◆ **Supplied material**:
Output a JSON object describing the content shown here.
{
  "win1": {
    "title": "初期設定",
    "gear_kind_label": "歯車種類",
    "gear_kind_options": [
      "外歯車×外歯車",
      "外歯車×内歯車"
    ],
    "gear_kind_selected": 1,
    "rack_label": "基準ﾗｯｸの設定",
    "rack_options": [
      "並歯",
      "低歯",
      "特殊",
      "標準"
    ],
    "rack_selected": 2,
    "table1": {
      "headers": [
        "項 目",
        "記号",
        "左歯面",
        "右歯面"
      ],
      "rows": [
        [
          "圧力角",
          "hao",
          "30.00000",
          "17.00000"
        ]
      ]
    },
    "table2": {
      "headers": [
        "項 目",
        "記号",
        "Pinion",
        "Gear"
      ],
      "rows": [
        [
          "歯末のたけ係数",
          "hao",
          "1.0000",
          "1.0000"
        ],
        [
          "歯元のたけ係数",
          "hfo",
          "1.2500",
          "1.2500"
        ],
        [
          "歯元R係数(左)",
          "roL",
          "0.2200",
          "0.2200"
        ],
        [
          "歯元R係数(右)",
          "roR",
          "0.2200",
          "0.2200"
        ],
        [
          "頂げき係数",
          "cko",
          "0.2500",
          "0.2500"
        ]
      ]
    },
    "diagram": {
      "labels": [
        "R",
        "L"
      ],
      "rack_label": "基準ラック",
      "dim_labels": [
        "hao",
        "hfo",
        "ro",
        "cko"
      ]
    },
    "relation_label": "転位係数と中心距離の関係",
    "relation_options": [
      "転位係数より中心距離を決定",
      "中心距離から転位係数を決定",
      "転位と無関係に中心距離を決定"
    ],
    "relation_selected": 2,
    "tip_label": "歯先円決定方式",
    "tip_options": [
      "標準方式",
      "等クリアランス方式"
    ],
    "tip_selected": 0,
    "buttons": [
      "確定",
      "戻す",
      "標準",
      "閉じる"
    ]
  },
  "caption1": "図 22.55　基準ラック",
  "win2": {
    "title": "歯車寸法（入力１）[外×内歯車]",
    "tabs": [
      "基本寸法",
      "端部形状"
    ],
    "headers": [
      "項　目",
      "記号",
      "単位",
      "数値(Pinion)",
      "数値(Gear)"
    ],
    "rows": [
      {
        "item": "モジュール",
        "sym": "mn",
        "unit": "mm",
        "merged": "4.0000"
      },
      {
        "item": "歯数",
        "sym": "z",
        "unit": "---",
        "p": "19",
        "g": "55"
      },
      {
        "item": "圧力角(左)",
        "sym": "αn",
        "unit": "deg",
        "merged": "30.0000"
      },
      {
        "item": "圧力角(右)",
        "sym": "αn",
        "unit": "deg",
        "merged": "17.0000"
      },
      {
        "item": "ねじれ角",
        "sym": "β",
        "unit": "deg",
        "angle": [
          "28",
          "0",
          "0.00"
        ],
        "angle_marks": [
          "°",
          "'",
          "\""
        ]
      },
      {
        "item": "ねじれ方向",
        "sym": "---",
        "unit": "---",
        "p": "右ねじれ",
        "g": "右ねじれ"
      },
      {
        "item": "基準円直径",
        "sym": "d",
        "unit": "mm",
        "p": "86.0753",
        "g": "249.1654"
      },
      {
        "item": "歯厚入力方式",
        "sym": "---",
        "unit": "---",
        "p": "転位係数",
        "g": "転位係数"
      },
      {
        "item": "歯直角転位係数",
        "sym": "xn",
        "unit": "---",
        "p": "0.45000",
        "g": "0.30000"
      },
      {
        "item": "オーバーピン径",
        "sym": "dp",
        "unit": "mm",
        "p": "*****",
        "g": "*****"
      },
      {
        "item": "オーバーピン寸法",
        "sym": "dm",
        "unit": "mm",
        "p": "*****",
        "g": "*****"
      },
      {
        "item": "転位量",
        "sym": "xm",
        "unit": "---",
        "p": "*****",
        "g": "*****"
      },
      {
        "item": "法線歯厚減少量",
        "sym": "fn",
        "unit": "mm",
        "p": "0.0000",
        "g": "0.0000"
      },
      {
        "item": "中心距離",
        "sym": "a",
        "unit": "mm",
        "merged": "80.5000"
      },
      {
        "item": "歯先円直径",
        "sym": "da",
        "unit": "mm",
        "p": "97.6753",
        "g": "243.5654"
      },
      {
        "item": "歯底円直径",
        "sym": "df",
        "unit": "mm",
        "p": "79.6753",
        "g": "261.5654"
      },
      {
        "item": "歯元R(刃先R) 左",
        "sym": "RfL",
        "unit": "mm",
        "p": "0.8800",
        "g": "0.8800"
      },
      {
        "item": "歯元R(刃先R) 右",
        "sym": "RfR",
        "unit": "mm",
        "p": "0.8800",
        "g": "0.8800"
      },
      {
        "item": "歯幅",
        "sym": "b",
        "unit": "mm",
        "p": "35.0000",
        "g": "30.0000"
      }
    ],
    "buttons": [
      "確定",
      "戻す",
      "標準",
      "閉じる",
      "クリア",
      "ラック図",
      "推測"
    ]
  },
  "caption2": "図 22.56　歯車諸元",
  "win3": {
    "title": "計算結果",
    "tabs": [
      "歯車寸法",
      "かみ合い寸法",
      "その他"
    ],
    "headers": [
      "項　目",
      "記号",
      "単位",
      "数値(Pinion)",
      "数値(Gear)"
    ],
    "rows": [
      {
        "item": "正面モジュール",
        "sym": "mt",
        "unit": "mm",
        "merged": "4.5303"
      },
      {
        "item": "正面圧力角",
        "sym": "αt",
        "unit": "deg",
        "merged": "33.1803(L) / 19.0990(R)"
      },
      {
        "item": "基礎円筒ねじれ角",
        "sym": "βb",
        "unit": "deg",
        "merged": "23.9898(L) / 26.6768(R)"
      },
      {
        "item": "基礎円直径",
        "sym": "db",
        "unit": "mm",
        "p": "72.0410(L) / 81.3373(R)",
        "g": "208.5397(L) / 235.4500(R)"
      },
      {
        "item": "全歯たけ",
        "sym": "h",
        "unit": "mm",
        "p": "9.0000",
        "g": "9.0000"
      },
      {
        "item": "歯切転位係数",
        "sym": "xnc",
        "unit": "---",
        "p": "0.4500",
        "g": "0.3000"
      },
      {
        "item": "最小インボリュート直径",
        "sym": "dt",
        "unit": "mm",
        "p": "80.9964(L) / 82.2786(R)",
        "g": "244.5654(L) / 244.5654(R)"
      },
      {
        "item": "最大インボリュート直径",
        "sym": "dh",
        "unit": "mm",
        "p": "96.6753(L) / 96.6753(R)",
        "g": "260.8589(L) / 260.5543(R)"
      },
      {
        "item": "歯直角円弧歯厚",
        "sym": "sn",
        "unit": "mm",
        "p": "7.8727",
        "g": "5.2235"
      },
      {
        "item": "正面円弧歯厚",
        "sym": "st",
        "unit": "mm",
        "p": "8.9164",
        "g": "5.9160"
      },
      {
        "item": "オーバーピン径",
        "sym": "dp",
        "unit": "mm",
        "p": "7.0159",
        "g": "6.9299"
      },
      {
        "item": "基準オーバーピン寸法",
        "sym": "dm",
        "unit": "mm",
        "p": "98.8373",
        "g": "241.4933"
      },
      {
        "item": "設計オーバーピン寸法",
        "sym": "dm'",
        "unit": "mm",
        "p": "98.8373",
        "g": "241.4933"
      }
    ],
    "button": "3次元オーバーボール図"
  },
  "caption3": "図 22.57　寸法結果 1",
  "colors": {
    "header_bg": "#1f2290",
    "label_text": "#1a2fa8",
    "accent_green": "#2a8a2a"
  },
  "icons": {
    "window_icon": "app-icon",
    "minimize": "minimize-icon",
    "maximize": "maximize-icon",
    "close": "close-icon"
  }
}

◆ **Exercise aim**: Go through the records above and retype each one exactly.

◆ **Answer to this task**:
Output a JSON object describing the content shown here.
{
  "win1": {
    "title": "初期設定",
    "gear_kind_label": "歯車種類",
    "gear_kind_options": [
      "外歯車×外歯車",
      "外歯車×内歯車"
    ],
    "gear_kind_selected": 1,
    "rack_label": "基準ﾗｯｸの設定",
    "rack_options": [
      "並歯",
      "低歯",
      "特殊",
      "標準"
    ],
    "rack_selected": 2,
    "table1": {
      "headers": [
        "項 目",
        "記号",
        "左歯面",
        "右歯面"
      ],
      "rows": [
        [
          "圧力角",
          "hao",
          "30.00000",
          "17.00000"
        ]
      ]
    },
    "table2": {
      "headers": [
        "項 目",
        "記号",
        "Pinion",
        "Gear"
      ],
      "rows": [
        [
          "歯末のたけ係数",
          "hao",
          "1.0000",
          "1.0000"
        ],
        [
          "歯元のたけ係数",
          "hfo",
          "1.2500",
          "1.2500"
        ],
        [
          "歯元R係数(左)",
          "roL",
          "0.2200",
          "0.2200"
        ],
        [
          "歯元R係数(右)",
          "roR",
          "0.2200",
          "0.2200"
        ],
        [
          "頂げき係数",
          "cko",
          "0.2500",
          "0.2500"
        ]
      ]
    },
    "diagram": {
      "labels": [
        "R",
        "L"
      ],
      "rack_label": "基準ラック",
      "dim_labels": [
        "hao",
        "hfo",
        "ro",
        "cko"
      ]
    },
    "relation_label": "転位係数と中心距離の関係",
    "relation_options": [
      "転位係数より中心距離を決定",
      "中心距離から転位係数を決定",
      "転位と無関係に中心距離を決定"
    ],
    "relation_selected": 2,
    "tip_label": "歯先円決定方式",
    "tip_options": [
      "標準方式",
      "等クリアランス方式"
    ],
    "tip_selected": 0,
    "buttons": [
      "確定",
      "戻す",
      "標準",
      "閉じる"
    ]
  },
  "caption1": "図 22.55　基準ラック",
  "win2": {
    "title": "歯車寸法（入力１）[外×内歯車]",
    "tabs": [
      "基本寸法",
      "端部形状"
    ],
    "headers": [
      "項　目",
      "記号",
      "単位",
      "数値(Pinion)",
      "数値(Gear)"
    ],
    "rows": [
      {
        "item": "モジュール",
        "sym": "mn",
        "unit": "mm",
        "merged": "4.0000"
      },
      {
        "item": "歯数",
        "sym": "z",
        "unit": "---",
        "p": "19",
        "g": "55"
      },
      {
        "item": "圧力角(左)",
        "sym": "αn",
        "unit": "deg",
        "merged": "30.0000"
      },
      {
        "item": "圧力角(右)",
        "sym": "αn",
        "unit": "deg",
        "merged": "17.0000"
      },
      {
        "item": "ねじれ角",
        "sym": "β",
        "unit": "deg",
        "angle": [
          "28",
          "0",
          "0.00"
        ],
        "angle_marks": [
          "°",
          "'",
          "\""
        ]
      },
      {
        "item": "ねじれ方向",
        "sym": "---",
        "unit": "---",
        "p": "右ねじれ",
        "g": "右ねじれ"
      },
      {
        "item": "基準円直径",
        "sym": "d",
        "unit": "mm",
        "p": "86.0753",
        "g": "249.1654"
      },
      {
        "item": "歯厚入力方式",
        "sym": "---",
        "unit": "---",
        "p": "転位係数",
        "g": "転位係数"
      },
      {
        "item": "歯直角転位係数",
        "sym": "xn",
        "unit": "---",
        "p": "0.45000",
        "g": "0.30000"
      },
      {
        "item": "オーバーピン径",
        "sym": "dp",
        "unit": "mm",
        "p": "*****",
        "g": "*****"
      },
      {
        "item": "オーバーピン寸法",
        "sym": "dm",
        "unit": "mm",
        "p": "*****",
        "g": "*****"
      },
      {
        "item": "転位量",
        "sym": "xm",
        "unit": "---",
        "p": "*****",
        "g": "*****"
      },
      {
        "item": "法線歯厚減少量",
        "sym": "fn",
        "unit": "mm",
        "p": "0.0000",
        "g": "0.0000"
      },
      {
        "item": "中心距離",
        "sym": "a",
        "unit": "mm",
        "merged": "80.5000"
      },
      {
        "item": "歯先円直径",
        "sym": "da",
        "unit": "mm",
        "p": "97.6753",
        "g": "243.5654"
      },
      {
        "item": "歯底円直径",
        "sym": "df",
        "unit": "mm",
        "p": "79.6753",
        "g": "261.5654"
      },
      {
        "item": "歯元R(刃先R) 左",
        "sym": "RfL",
        "unit": "mm",
        "p": "0.8800",
        "g": "0.8800"
      },
      {
        "item": "歯元R(刃先R) 右",
        "sym": "RfR",
        "unit": "mm",
        "p": "0.8800",
        "g": "0.8800"
      },
      {
        "item": "歯幅",
        "sym": "b",
        "unit": "mm",
        "p": "35.0000",
        "g": "30.0000"
      }
    ],
    "buttons": [
      "確定",
      "戻す",
      "標準",
      "閉じる",
      "クリア",
      "ラック図",
      "推測"
    ]
  },
  "caption2": "図 22.56　歯車諸元",
  "win3": {
    "title": "計算結果",
    "tabs": [
      "歯車寸法",
      "かみ合い寸法",
      "その他"
    ],
    "headers": [
      "項　目",
      "記号",
      "単位",
      "数値(Pinion)",
      "数値(Gear)"
    ],
    "rows": [
      {
        "item": "正面モジュール",
        "sym": "mt",
        "unit": "mm",
        "merged": "4.5303"
      },
      {
        "item": "正面圧力角",
        "sym": "αt",
        "unit": "deg",
        "merged": "33.1803(L) / 19.0990(R)"
      },
      {
        "item": "基礎円筒ねじれ角",
        "sym": "βb",
        "unit": "deg",
        "merged": "23.9898(L) / 26.6768(R)"
      },
      {
        "item": "基礎円直径",
        "sym": "db",
        "unit": "mm",
        "p": "72.0410(L) / 81.3373(R)",
        "g": "208.5397(L) / 235.4500(R)"
      },
      {
        "item": "全歯たけ",
        "sym": "h",
        "unit": "mm",
        "p": "9.0000",
        "g": "9.0000"
      },
      {
        "item": "歯切転位係数",
        "sym": "xnc",
        "unit": "---",
        "p": "0.4500",
        "g": "0.3000"
      },
      {
        "item": "最小インボリュート直径",
        "sym": "dt",
        "unit": "mm",
        "p": "80.9964(L) / 82.2786(R)",
        "g": "244.5654(L) / 244.5654(R)"
      },
      {
        "item": "最大インボリュート直径",
        "sym": "dh",
        "unit": "mm",
        "p": "96.6753(L) / 96.6753(R)",
        "g": "260.8589(L) / 260.5543(R)"
      },
      {
        "item": "歯直角円弧歯厚",
        "sym": "sn",
        "unit": "mm",
        "p": "7.8727",
        "g": "5.2235"
      },
      {
        "item": "正面円弧歯厚",
        "sym": "st",
        "unit": "mm",
        "p": "8.9164",
        "g": "5.9160"
      },
      {
        "item": "オーバーピン径",
        "sym": "dp",
        "unit": "mm",
        "p": "7.0159",
        "g": "6.9299"
      },
      {
        "item": "基準オーバーピン寸法",
        "sym": "dm",
        "unit": "mm",
        "p": "98.8373",
        "g": "241.4933"
      },
      {
        "item": "設計オーバーピン寸法",
        "sym": "dm'",
        "unit": "mm",
        "p": "98.8373",
        "g": "241.4933"
      }
    ],
    "button": "3次元オーバーボール図"
  },
  "caption3": "図 22.57　寸法結果 1",
  "colors": {
    "header_bg": "#1f2290",
    "label_text": "#1a2fa8",
    "accent_green": "#2a8a2a"
  },
  "icons": {
    "window_icon": "app-icon",
    "minimize": "minimize-icon",
    "maximize": "maximize-icon",
    "close": "close-icon"
  }
}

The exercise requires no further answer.